*WHAT THE TASK REQUIRES*. In the material below, list every line carrying the string "Benchmark".

::: TASK INPUTS

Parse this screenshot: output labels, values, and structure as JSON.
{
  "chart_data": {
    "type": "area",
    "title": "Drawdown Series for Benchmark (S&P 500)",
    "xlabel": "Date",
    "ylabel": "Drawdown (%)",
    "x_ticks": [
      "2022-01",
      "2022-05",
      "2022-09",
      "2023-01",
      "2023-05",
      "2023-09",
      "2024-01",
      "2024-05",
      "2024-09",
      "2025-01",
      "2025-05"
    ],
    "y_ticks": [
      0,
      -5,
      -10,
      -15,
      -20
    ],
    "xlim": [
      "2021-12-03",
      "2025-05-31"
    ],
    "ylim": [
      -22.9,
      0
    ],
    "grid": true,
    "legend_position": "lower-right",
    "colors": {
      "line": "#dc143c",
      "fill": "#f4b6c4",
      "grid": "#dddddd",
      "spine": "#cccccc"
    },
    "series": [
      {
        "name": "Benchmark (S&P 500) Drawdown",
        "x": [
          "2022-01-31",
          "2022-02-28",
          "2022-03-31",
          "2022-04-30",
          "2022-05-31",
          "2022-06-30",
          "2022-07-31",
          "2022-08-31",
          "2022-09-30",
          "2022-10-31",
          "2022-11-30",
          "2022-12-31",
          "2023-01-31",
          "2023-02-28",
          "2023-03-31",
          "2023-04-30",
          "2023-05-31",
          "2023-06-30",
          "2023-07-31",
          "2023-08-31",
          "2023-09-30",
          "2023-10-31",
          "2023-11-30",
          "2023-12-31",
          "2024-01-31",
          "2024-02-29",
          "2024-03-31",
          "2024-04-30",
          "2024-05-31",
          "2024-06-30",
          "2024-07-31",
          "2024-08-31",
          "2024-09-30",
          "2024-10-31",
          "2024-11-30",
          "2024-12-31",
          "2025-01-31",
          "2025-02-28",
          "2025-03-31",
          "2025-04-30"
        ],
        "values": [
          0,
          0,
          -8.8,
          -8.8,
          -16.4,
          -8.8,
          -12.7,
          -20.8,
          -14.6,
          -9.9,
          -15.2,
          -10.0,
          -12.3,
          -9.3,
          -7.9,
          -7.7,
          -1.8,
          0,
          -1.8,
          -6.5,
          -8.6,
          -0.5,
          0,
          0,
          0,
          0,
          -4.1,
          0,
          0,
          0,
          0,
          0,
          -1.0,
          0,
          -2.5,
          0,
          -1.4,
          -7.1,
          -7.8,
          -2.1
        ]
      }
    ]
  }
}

::::::

*WORKED SOLUTION*.
    "title": "Drawdown Series for Benchmark (S&P 500)",
        "name": "Benchmark (S&P 500) Drawdown",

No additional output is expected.